Supplied data:
━━━━━━━━
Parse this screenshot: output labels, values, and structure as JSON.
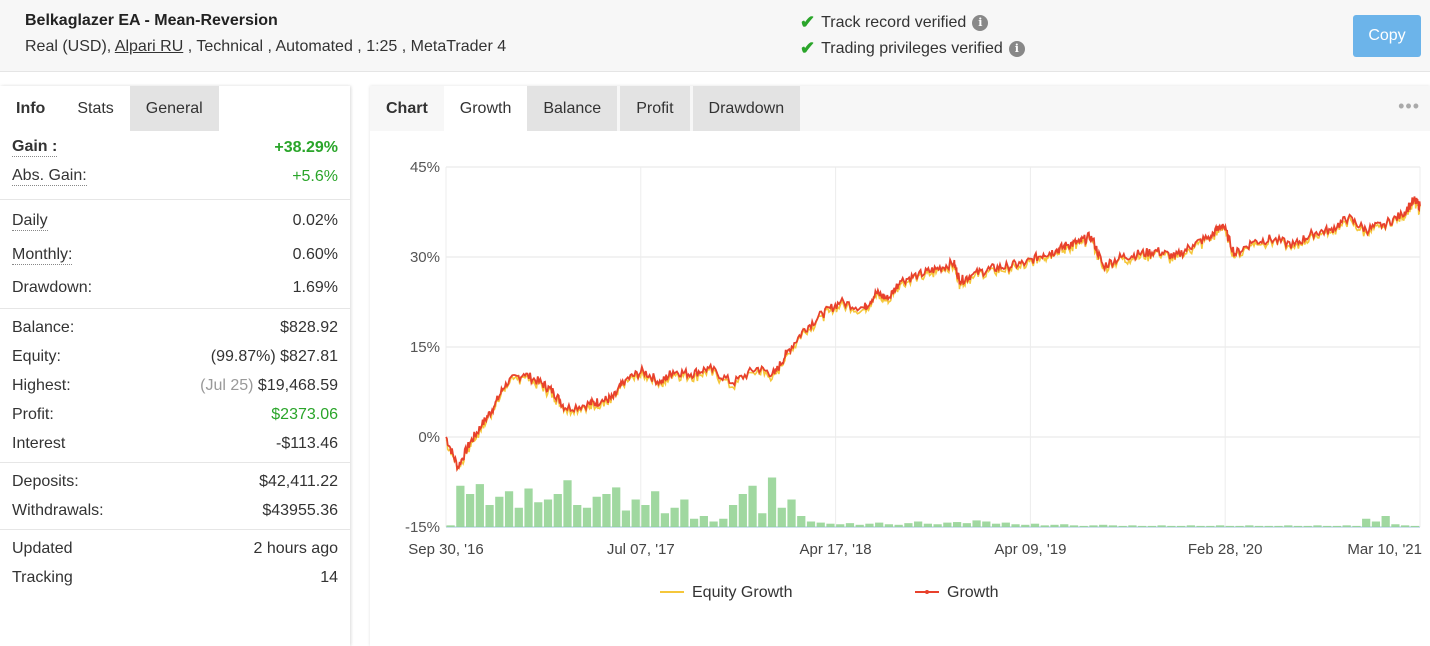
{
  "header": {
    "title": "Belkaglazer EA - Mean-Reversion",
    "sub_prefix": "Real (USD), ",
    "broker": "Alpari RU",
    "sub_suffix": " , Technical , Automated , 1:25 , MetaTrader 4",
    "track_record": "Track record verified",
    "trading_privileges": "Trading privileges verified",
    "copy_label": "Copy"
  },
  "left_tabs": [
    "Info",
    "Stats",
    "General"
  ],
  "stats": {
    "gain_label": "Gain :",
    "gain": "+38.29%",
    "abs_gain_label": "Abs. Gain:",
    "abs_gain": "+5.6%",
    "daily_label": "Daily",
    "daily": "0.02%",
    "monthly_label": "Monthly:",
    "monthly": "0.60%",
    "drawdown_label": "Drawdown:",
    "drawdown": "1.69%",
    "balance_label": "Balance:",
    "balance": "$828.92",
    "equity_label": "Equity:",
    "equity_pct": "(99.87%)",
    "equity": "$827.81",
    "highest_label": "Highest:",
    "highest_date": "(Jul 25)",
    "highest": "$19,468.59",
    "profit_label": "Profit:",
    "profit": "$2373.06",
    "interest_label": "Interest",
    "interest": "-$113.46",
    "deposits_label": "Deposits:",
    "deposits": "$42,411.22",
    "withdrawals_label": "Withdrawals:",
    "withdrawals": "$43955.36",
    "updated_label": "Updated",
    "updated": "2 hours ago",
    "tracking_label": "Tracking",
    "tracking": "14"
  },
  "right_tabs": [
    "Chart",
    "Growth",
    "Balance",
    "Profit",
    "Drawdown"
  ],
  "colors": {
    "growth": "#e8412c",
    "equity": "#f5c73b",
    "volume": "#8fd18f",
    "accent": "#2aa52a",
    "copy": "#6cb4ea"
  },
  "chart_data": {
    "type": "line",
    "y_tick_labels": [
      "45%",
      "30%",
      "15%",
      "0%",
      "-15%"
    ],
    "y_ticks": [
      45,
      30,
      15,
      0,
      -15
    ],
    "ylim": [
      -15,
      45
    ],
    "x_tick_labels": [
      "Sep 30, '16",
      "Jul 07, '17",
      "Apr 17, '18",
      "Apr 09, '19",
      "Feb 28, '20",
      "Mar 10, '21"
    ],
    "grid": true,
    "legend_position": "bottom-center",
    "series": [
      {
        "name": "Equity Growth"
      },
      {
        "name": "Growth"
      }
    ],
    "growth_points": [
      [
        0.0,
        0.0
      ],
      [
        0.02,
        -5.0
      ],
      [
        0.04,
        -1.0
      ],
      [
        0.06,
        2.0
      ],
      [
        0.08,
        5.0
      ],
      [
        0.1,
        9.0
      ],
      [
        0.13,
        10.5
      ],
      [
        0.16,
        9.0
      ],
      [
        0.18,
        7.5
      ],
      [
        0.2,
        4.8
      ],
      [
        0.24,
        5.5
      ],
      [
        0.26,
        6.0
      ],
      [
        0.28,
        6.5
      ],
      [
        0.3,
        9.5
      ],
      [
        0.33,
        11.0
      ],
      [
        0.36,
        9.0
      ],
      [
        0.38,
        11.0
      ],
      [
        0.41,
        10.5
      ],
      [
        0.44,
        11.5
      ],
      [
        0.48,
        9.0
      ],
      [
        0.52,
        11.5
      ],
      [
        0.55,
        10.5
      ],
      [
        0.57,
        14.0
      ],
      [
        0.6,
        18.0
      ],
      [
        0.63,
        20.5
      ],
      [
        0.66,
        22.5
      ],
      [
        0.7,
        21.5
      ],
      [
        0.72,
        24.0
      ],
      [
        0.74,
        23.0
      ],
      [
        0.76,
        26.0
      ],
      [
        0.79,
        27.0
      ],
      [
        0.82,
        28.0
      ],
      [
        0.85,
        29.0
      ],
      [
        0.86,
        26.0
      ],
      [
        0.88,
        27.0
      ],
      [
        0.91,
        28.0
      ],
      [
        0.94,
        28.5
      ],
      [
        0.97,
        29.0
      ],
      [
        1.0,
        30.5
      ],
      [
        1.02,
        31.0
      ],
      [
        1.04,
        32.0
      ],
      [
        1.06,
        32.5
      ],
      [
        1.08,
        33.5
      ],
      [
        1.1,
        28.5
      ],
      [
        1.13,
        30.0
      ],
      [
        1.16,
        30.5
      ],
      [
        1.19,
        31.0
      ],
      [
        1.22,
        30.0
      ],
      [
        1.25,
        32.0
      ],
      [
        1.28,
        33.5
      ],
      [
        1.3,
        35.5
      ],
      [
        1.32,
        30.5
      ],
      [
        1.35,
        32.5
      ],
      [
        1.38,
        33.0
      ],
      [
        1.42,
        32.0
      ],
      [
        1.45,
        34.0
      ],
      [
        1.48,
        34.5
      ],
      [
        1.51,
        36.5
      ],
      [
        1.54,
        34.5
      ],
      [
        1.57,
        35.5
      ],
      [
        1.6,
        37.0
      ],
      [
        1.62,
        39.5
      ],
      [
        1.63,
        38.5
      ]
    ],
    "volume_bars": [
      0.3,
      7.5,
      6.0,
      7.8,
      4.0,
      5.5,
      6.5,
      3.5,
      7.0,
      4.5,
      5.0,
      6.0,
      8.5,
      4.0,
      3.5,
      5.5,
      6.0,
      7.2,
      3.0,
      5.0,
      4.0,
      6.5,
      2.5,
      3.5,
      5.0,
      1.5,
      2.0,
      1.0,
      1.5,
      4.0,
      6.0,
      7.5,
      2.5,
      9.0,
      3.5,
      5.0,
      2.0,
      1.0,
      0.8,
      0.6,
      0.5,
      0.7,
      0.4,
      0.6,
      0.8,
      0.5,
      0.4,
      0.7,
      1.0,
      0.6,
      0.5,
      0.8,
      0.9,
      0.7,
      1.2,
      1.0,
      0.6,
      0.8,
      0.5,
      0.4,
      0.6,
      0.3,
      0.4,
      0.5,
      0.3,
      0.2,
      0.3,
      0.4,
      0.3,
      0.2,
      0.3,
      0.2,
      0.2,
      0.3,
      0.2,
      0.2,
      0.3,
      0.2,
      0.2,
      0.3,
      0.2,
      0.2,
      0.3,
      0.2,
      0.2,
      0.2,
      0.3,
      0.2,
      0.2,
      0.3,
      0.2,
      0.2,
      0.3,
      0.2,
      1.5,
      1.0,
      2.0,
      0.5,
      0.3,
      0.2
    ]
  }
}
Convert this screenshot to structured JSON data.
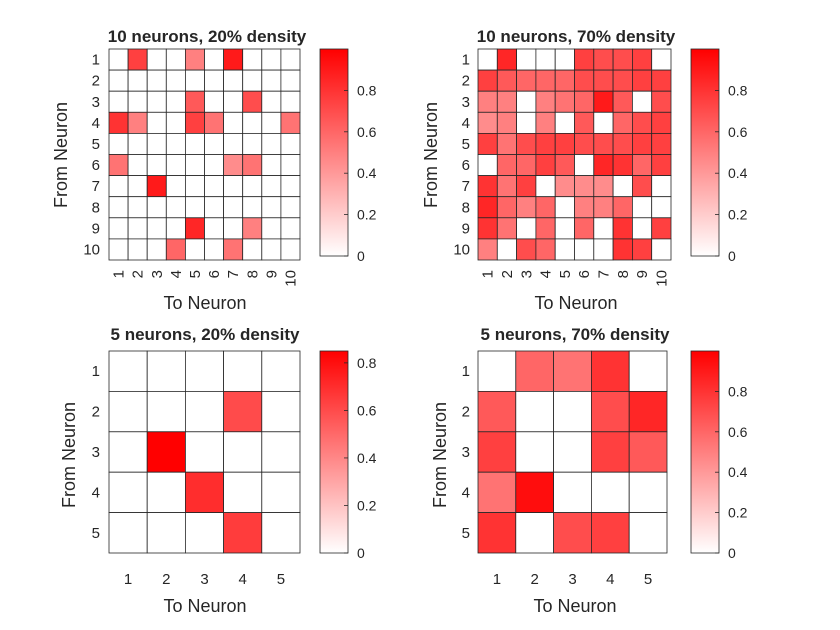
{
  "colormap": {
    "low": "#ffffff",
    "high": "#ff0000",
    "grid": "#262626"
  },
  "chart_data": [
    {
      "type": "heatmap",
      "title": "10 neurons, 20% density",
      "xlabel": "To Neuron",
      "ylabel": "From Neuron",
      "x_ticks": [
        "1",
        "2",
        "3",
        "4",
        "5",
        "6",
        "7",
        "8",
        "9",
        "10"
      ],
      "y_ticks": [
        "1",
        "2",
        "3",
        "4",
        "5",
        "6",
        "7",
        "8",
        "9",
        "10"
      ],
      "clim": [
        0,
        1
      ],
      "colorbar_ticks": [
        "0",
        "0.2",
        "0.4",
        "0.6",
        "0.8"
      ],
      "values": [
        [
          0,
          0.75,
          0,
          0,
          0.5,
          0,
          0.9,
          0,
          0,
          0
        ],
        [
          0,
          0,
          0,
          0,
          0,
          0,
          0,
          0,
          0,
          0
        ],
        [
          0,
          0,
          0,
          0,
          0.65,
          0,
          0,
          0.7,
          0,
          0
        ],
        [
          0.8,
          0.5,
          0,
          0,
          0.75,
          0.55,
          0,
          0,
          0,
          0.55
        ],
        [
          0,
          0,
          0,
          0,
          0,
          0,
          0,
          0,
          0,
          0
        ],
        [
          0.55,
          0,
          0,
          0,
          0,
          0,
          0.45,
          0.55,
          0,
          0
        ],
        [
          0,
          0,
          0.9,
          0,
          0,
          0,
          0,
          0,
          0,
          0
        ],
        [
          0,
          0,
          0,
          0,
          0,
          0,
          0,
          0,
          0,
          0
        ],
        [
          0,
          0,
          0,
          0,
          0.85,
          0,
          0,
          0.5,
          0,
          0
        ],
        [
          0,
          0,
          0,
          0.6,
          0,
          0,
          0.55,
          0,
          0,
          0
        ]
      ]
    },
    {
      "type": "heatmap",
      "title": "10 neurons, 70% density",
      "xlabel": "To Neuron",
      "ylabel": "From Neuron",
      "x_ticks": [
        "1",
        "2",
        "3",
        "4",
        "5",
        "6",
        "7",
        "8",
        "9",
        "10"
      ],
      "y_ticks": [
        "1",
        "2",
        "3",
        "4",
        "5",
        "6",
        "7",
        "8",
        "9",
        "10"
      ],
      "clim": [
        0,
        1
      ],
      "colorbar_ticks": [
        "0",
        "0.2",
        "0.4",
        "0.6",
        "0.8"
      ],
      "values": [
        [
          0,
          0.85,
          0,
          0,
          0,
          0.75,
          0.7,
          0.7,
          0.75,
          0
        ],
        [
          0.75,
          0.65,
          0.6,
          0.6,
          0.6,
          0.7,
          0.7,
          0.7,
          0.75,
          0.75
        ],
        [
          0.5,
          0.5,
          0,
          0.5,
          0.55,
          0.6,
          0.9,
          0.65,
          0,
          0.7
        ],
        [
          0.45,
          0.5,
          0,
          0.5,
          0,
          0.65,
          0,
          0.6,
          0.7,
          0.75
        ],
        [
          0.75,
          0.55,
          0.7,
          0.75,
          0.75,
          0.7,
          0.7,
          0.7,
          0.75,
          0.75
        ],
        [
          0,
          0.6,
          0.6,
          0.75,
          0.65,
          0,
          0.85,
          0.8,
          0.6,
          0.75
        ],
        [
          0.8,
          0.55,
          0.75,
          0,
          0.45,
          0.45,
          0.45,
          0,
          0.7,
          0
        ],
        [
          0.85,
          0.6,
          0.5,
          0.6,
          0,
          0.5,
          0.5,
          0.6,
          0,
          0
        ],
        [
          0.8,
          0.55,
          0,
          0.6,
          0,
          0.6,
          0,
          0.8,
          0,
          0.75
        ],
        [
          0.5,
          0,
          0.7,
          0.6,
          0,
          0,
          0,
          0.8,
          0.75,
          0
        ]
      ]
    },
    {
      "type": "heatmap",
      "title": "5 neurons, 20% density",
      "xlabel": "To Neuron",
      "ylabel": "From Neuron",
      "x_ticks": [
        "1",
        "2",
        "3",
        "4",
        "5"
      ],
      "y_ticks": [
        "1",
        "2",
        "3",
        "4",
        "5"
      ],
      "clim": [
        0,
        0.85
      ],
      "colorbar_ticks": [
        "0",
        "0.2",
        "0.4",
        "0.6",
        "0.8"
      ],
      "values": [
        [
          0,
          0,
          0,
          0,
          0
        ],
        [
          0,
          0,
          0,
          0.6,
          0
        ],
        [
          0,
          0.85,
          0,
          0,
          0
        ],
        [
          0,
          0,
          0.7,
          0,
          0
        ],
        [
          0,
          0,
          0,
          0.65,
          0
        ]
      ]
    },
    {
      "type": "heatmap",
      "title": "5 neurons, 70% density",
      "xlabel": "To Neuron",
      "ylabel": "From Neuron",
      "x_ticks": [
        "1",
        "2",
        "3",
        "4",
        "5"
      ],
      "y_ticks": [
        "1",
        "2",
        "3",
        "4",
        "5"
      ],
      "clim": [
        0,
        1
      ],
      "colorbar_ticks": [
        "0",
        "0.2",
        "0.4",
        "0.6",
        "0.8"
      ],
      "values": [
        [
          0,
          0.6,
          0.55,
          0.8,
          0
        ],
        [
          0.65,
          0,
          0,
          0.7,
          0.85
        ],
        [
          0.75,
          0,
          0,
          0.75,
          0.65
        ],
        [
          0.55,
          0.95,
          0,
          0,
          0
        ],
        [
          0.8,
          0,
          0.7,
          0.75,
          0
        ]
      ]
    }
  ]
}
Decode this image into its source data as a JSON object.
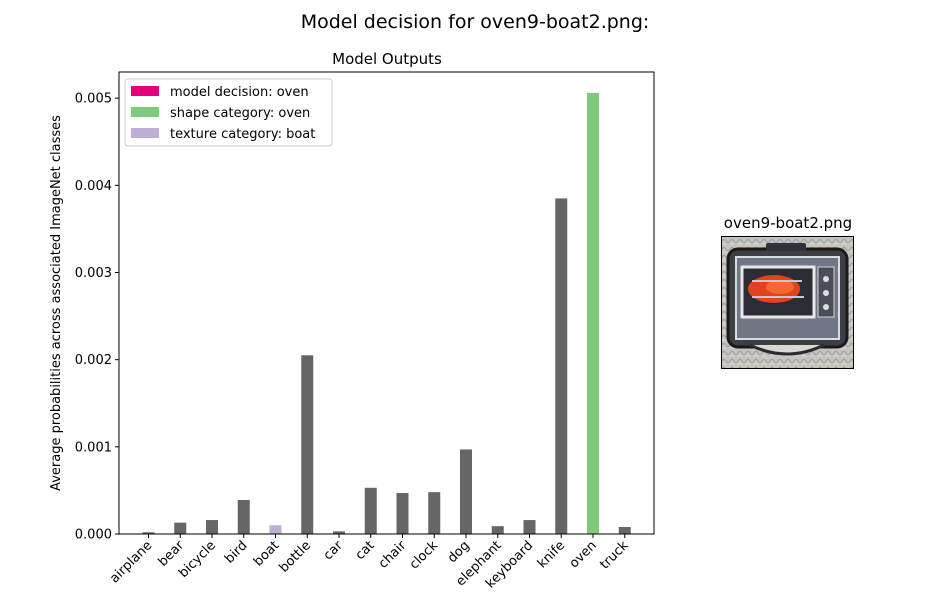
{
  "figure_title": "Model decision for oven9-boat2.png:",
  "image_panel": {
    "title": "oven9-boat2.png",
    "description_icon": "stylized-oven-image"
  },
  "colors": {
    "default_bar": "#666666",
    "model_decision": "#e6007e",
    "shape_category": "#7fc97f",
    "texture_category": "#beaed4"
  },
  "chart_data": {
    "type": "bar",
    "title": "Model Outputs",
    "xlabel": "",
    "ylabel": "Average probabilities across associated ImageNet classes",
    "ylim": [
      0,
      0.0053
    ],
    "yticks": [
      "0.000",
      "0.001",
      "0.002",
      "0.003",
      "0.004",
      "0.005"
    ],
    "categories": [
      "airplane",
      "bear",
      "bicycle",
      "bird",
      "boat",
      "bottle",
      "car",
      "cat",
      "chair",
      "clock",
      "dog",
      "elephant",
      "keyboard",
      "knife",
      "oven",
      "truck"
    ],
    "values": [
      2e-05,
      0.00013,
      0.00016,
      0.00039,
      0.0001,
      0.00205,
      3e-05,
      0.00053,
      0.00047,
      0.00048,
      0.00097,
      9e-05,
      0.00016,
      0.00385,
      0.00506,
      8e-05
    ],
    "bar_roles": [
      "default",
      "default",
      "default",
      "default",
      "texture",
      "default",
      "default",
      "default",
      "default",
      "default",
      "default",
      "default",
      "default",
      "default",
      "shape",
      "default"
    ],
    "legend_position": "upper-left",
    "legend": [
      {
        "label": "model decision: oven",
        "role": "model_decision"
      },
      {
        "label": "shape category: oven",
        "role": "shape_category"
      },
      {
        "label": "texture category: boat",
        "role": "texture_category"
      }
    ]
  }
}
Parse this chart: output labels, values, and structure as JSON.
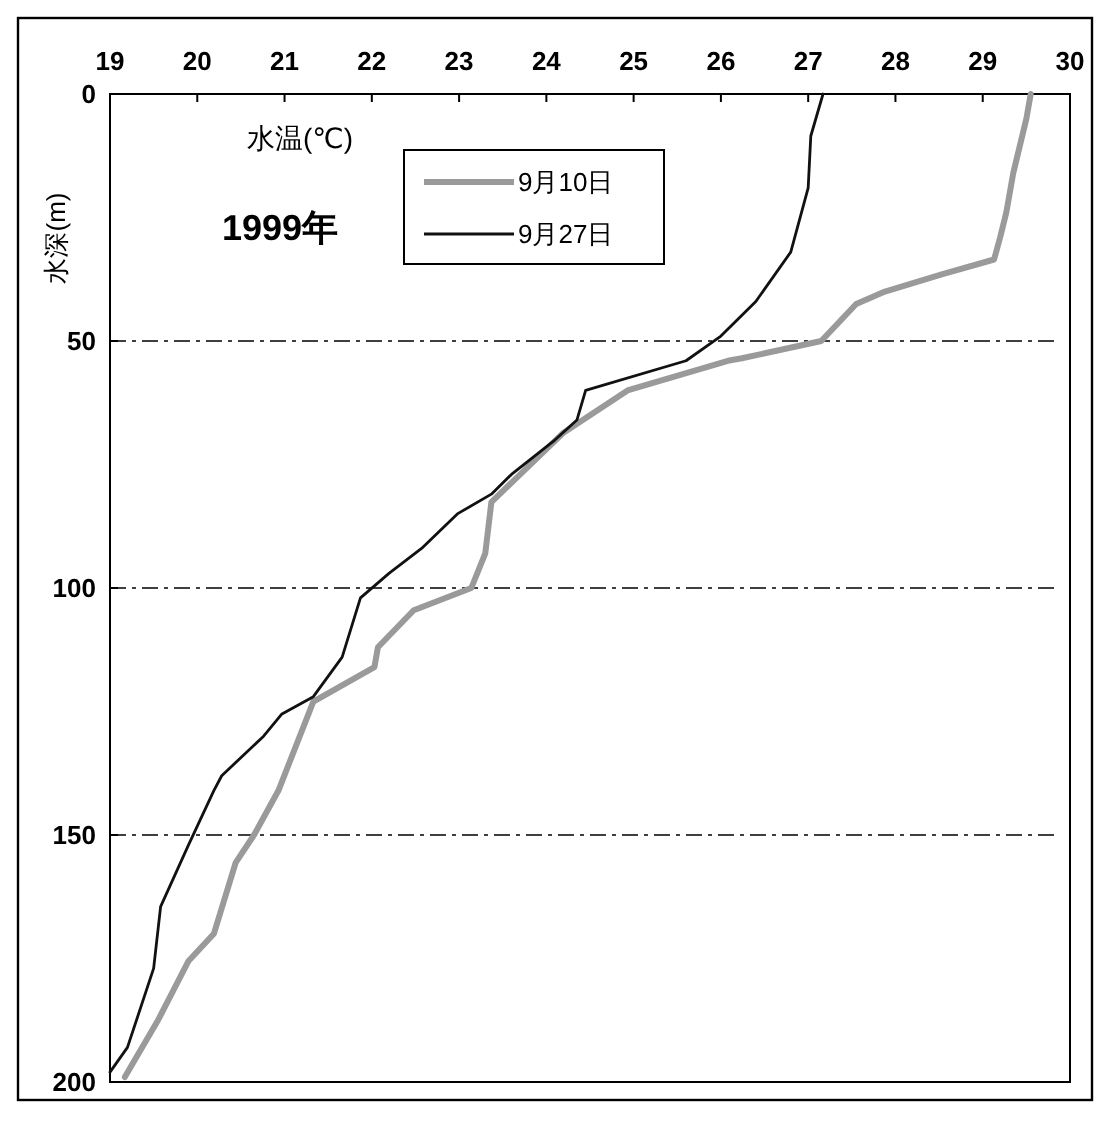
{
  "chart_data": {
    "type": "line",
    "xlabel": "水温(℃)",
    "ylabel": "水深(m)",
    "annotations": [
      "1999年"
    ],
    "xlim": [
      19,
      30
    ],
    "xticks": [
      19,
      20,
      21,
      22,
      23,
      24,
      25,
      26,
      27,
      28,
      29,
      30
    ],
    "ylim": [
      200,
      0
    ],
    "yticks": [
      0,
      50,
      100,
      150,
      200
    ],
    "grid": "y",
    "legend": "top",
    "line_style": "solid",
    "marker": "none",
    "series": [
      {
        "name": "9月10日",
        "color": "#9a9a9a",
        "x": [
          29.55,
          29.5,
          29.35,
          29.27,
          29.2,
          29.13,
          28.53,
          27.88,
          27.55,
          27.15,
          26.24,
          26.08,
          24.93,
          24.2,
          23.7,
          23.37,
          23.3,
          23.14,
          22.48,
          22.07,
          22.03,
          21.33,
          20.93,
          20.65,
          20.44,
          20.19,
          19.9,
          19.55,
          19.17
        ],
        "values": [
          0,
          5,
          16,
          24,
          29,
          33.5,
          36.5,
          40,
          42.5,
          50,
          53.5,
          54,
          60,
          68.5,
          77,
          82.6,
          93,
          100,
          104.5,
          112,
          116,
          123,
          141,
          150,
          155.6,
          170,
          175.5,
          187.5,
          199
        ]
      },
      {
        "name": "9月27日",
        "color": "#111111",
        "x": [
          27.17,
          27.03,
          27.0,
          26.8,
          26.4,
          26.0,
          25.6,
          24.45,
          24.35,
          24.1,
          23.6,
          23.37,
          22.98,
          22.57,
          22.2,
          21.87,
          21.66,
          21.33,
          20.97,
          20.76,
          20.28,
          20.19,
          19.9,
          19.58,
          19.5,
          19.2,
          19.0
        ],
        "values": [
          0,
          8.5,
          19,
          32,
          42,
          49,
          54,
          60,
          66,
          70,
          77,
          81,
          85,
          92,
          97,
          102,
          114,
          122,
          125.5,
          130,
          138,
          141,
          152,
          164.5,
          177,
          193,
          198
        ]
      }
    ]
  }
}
━━━━━━━━
Your answer should be a single number: how many lines in the data above include "verified"?

2